**Exercise:** Output the material beneath this task exactly, images excluded.

Saved entries:
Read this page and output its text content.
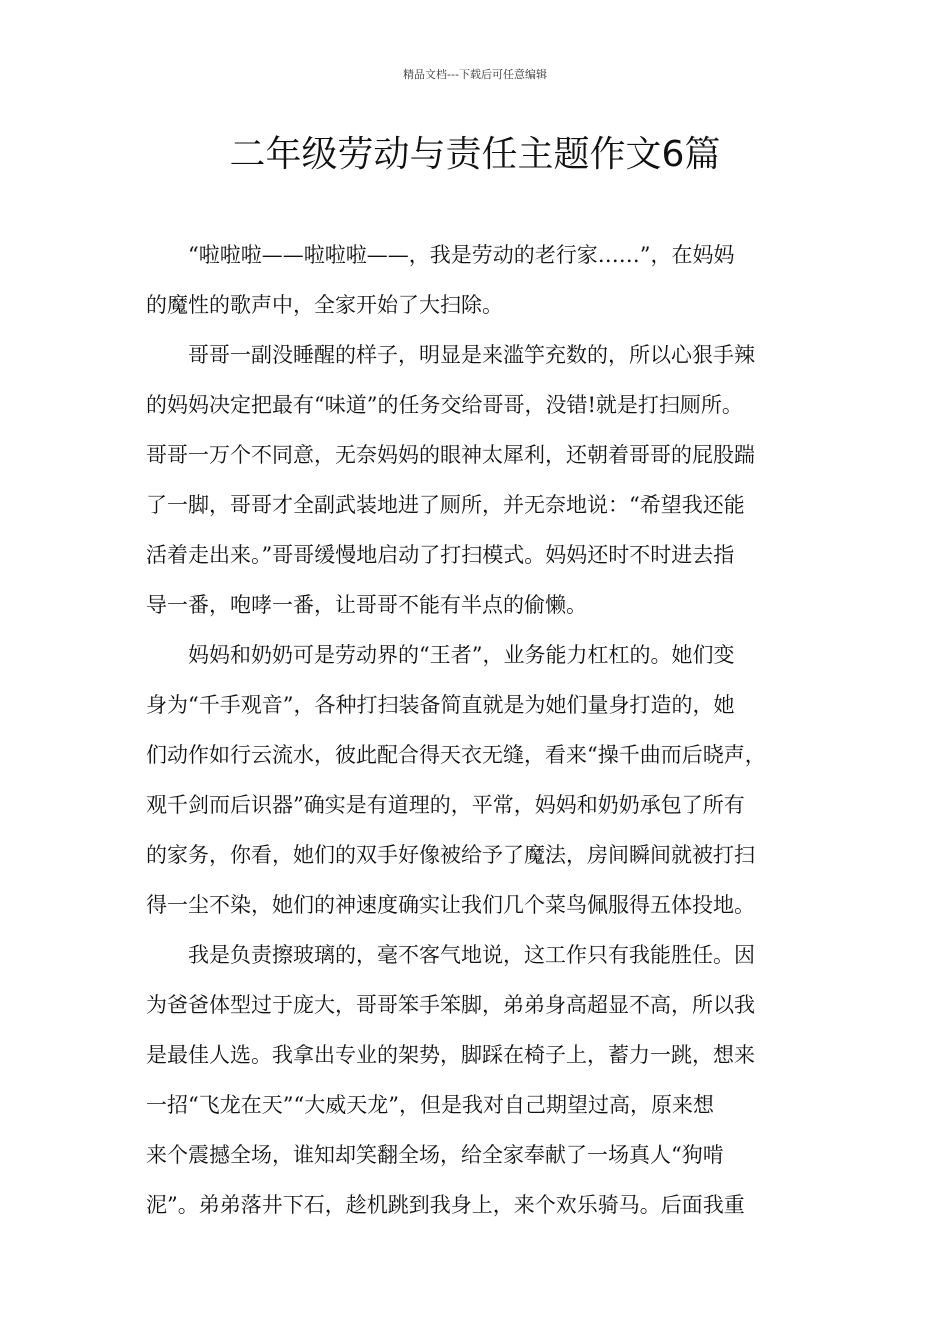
精品文档---下载后可任意编辑
二年级劳动与责任主题作文6篇
“啦啦啦——啦啦啦——，我是劳动的老行家……”，在妈妈
的魔性的歌声中，全家开始了大扫除。
哥哥一副没睡醒的样子，明显是来滥竽充数的，所以心狠手辣
的妈妈决定把最有“味道”的任务交给哥哥，没错!就是打扫厕所。
哥哥一万个不同意，无奈妈妈的眼神太犀利，还朝着哥哥的屁股踹
了一脚，哥哥才全副武装地进了厕所，并无奈地说：“希望我还能
活着走出来。”哥哥缓慢地启动了打扫模式。妈妈还时不时进去指
导一番，咆哮一番，让哥哥不能有半点的偷懒。
妈妈和奶奶可是劳动界的“王者”，业务能力杠杠的。她们变
身为“千手观音”，各种打扫装备简直就是为她们量身打造的，她
们动作如行云流水，彼此配合得天衣无缝，看来“操千曲而后晓声，
观千剑而后识器”确实是有道理的，平常，妈妈和奶奶承包了所有
的家务，你看，她们的双手好像被给予了魔法，房间瞬间就被打扫
得一尘不染，她们的神速度确实让我们几个菜鸟佩服得五体投地。
我是负责擦玻璃的，毫不客气地说，这工作只有我能胜任。因
为爸爸体型过于庞大，哥哥笨手笨脚，弟弟身高超显不高，所以我
是最佳人选。我拿出专业的架势，脚踩在椅子上，蓄力一跳，想来
一招“飞龙在天”“大威天龙”，但是我对自己期望过高，原来想
来个震撼全场，谁知却笑翻全场，给全家奉献了一场真人“狗啃
泥”。弟弟落井下石，趁机跳到我身上，来个欢乐骑马。后面我重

**In response:**
Read this page and output its text content.
精品文档---下载后可任意编辑
二年级劳动与责任主题作文6篇
“啦啦啦——啦啦啦——，我是劳动的老行家……”，在妈妈
的魔性的歌声中，全家开始了大扫除。
哥哥一副没睡醒的样子，明显是来滥竽充数的，所以心狠手辣
的妈妈决定把最有“味道”的任务交给哥哥，没错!就是打扫厕所。
哥哥一万个不同意，无奈妈妈的眼神太犀利，还朝着哥哥的屁股踹
了一脚，哥哥才全副武装地进了厕所，并无奈地说：“希望我还能
活着走出来。”哥哥缓慢地启动了打扫模式。妈妈还时不时进去指
导一番，咆哮一番，让哥哥不能有半点的偷懒。
妈妈和奶奶可是劳动界的“王者”，业务能力杠杠的。她们变
身为“千手观音”，各种打扫装备简直就是为她们量身打造的，她
们动作如行云流水，彼此配合得天衣无缝，看来“操千曲而后晓声，
观千剑而后识器”确实是有道理的，平常，妈妈和奶奶承包了所有
的家务，你看，她们的双手好像被给予了魔法，房间瞬间就被打扫
得一尘不染，她们的神速度确实让我们几个菜鸟佩服得五体投地。
我是负责擦玻璃的，毫不客气地说，这工作只有我能胜任。因
为爸爸体型过于庞大，哥哥笨手笨脚，弟弟身高超显不高，所以我
是最佳人选。我拿出专业的架势，脚踩在椅子上，蓄力一跳，想来
一招“飞龙在天”“大威天龙”，但是我对自己期望过高，原来想
来个震撼全场，谁知却笑翻全场，给全家奉献了一场真人“狗啃
泥”。弟弟落井下石，趁机跳到我身上，来个欢乐骑马。后面我重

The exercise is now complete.